··· Page excerpt
Well, it’s 4am and I’m awake. Oh, and I’m watching Teleshopping on ITV4. It baffles me that this is broadcast. They’ve been talking in a disconcertingly evangelistic tone for 15 minutes about a mop. Admittedly, it is quite a handsome mop. But there is something fundamentally wrong with the sort of person who willingly expends great effort on enhancing a cleaning device designed to soak up puddles of waste.
“They’ve been talking in a disconcertingly evangelistic tone about a mop for 15 minutes”
There is a man who appears to have been dunked in a vat of orange candle wax, and he is passionate about this mop. Passionate! About a mop! Then come the unconvincing testemonies from gormless ‘customers’: “I can’t get over how good this is.” “You have to see it to believe it.” “It’s changed my life.”
If you didn’t know they were talking about a mop, you’d never guess. You’d assume it was a revolutionary medical treatment, which, coincidentally, they all look as if they need. Either that, or you’d assume they were talking about a religious cult they’ve joined. Following all this, the same treatment will be given to some other gadget, like an inflatable trouser press, or a digital corkscrew – some other life-changing, soul-enriching tool.
······
··· Extracted records
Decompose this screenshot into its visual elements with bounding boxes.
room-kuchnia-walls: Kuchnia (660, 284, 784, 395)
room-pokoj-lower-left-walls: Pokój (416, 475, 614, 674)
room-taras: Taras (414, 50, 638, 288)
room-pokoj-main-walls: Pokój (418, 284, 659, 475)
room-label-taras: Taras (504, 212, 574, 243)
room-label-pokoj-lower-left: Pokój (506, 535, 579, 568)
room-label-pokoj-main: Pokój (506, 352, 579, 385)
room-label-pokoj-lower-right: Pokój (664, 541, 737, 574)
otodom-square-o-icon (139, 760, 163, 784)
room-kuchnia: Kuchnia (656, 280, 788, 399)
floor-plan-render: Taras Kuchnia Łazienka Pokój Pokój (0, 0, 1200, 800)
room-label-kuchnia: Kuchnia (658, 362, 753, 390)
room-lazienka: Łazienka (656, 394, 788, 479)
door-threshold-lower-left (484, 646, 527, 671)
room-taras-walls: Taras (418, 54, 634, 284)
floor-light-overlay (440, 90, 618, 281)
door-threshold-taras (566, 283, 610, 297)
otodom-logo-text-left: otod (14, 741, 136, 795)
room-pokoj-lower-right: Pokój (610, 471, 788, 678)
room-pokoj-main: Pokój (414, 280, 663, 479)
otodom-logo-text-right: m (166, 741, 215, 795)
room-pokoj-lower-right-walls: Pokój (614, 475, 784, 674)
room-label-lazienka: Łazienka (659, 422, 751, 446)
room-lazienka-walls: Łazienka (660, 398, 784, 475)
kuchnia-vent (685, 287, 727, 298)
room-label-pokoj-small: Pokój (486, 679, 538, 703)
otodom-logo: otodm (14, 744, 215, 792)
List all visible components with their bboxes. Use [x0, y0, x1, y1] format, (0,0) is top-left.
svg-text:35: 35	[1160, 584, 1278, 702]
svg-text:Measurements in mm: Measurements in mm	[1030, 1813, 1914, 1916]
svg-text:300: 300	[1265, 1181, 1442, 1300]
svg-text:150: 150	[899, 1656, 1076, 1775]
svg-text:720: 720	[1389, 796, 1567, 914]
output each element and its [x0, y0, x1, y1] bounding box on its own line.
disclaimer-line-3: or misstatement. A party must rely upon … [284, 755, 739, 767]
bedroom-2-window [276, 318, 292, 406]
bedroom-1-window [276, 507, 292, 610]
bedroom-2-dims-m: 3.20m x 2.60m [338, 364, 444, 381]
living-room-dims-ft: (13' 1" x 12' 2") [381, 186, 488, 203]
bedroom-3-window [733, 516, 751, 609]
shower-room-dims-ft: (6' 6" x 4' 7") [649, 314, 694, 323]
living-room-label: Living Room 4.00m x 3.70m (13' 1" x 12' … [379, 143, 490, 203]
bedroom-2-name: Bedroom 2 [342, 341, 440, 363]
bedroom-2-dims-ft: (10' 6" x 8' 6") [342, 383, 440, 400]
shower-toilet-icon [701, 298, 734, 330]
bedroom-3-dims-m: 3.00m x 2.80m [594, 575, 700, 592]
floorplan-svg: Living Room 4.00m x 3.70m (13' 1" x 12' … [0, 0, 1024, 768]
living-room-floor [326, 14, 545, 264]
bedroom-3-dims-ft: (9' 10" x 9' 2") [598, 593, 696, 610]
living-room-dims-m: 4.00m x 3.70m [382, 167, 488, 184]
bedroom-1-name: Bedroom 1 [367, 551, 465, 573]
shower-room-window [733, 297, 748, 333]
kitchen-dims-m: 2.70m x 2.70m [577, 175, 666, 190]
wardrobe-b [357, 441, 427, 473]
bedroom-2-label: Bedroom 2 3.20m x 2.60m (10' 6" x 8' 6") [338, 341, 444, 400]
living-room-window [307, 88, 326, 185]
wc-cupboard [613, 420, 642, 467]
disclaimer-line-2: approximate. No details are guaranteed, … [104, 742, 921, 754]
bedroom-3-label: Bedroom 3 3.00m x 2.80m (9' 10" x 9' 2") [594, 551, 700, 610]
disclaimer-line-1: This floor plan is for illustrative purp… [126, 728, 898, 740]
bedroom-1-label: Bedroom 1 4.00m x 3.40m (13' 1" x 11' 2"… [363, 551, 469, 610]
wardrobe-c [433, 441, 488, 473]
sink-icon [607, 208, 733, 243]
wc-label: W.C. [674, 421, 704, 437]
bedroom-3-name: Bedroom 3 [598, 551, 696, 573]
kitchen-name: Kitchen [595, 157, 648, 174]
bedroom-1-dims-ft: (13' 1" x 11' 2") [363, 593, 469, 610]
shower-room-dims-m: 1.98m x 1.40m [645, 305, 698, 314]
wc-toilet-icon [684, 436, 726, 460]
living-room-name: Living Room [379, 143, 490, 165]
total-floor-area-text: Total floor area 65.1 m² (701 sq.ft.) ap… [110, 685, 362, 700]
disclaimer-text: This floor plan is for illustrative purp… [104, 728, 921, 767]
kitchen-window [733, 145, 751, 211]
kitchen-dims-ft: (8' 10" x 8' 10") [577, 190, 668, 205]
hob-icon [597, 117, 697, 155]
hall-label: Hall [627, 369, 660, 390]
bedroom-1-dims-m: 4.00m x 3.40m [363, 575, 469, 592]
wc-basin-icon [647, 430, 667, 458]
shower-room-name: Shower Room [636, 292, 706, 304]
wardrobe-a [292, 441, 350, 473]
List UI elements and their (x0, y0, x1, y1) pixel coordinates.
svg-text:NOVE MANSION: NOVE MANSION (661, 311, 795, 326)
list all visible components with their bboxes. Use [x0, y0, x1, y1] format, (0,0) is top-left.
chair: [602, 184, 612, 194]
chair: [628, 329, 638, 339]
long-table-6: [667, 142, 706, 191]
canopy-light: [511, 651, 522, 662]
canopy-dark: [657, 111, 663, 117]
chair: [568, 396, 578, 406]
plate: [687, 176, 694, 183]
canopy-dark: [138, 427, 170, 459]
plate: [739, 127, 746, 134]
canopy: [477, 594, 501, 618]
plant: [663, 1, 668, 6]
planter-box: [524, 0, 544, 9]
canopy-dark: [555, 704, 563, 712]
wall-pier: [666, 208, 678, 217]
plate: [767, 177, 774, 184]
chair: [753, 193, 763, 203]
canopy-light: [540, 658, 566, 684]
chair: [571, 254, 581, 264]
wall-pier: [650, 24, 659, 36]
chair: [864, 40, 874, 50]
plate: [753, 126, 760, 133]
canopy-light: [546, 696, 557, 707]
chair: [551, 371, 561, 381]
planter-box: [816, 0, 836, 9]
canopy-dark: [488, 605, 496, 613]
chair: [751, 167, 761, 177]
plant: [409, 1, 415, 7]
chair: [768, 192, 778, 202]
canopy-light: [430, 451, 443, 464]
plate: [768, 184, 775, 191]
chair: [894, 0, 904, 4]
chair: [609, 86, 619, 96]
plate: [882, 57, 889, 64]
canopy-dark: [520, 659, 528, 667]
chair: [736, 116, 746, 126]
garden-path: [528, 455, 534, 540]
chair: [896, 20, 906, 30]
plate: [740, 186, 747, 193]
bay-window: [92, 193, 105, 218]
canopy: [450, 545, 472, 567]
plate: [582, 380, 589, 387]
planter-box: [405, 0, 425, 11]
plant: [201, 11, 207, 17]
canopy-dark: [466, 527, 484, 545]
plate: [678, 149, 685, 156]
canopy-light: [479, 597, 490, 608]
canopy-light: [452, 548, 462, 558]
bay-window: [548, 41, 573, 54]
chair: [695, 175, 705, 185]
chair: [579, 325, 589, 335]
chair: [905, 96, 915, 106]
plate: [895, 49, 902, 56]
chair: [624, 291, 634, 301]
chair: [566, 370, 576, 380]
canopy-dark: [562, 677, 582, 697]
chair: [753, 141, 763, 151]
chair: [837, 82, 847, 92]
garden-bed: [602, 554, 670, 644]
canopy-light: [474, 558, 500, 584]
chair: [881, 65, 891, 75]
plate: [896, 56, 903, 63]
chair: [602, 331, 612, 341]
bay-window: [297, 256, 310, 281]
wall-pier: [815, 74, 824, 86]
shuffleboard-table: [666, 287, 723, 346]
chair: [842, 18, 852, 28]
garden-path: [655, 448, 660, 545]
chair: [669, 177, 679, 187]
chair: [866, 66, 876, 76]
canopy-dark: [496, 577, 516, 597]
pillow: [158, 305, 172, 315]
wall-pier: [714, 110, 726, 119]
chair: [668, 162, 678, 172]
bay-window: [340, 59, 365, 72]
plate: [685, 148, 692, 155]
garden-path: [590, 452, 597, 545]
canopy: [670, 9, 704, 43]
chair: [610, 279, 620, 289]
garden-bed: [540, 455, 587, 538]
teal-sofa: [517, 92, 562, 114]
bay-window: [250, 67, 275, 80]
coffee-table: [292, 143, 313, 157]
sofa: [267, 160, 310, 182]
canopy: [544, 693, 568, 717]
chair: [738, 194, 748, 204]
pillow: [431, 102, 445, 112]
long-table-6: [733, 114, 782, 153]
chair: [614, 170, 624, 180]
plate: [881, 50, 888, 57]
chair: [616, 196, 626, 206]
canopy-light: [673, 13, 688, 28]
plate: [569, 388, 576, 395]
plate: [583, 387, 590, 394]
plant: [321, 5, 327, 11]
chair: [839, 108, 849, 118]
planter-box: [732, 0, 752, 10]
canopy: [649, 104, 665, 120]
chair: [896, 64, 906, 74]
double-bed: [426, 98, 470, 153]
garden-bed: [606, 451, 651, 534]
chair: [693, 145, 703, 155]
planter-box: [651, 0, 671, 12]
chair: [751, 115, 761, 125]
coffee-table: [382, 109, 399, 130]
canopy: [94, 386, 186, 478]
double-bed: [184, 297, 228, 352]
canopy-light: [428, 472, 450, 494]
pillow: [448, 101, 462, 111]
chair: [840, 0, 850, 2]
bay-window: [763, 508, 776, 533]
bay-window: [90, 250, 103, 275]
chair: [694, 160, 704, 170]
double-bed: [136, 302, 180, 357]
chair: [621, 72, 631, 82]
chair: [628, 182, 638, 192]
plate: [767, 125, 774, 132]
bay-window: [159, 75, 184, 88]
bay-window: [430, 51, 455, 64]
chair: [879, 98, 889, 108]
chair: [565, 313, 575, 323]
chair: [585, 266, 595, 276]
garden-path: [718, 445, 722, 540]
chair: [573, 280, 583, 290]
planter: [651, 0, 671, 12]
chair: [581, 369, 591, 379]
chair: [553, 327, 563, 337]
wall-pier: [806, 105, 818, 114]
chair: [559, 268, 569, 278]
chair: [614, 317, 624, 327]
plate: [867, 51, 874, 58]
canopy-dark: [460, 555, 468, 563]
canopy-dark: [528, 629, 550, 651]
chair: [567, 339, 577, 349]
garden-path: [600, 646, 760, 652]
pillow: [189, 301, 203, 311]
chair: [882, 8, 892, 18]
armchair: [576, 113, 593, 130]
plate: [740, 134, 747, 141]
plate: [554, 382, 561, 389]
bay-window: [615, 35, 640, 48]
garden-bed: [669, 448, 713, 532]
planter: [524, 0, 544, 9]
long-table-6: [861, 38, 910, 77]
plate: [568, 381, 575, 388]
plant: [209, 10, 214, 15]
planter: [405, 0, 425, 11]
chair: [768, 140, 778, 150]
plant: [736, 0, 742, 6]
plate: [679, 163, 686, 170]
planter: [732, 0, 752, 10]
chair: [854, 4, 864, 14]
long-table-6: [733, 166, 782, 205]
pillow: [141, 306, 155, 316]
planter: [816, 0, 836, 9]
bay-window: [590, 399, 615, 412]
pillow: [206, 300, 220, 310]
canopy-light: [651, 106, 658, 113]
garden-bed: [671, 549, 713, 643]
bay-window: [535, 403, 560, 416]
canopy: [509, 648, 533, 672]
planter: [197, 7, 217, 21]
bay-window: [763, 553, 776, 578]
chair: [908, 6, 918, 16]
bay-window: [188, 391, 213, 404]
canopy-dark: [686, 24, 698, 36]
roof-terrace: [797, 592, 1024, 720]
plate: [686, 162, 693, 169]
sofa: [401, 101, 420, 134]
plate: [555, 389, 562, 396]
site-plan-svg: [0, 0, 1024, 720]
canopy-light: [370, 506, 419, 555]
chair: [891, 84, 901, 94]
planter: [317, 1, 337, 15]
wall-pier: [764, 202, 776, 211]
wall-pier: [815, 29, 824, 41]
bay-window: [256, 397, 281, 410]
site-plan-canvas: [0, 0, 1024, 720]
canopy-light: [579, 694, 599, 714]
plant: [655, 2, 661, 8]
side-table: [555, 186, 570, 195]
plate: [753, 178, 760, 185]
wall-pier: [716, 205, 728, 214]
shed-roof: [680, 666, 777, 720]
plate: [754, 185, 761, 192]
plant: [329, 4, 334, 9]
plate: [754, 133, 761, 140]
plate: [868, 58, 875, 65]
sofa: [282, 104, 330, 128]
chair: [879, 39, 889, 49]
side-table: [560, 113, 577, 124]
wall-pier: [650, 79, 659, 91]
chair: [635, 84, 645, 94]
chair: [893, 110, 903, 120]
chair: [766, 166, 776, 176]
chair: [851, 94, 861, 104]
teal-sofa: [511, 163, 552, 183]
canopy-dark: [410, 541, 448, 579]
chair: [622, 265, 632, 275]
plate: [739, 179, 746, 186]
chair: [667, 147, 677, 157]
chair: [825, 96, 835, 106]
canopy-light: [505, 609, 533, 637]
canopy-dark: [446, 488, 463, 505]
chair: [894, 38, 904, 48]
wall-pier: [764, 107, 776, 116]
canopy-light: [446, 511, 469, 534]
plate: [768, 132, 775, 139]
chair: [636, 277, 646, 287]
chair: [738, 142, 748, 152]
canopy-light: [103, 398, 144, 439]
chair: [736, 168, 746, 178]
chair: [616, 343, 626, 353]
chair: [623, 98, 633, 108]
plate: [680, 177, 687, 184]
······
▶ Questions on the material:
1: In the teleshopping piece, which channel is the writer watching at 4am?
2: Continue the piece about late-night teleshopping from where it stops.

▶ Outputs in order:
1: ITV4

2:
One of the sadder aspects of our society is that it’s impossible to escape from spiritless deceit-mongers trying to sell dreck. They cold call us. They go door to door. And they take over ITV4 (as well as other channels) during the twilight hours. Of course, we ask for it. This is a consumerist society. And now, with online shopping, teleshopping, cold calling, we can combine our previously incompatible desires of buying rubbish and becoming fat and agoraphobic.
There are also the various rolling news networks, struggling to find news, as if the world were crisis-free. I’m not doing this again. I’ll isolate this viewing experience, call it research, or an experiment. Tomorrow, by 4am, I will be asleep.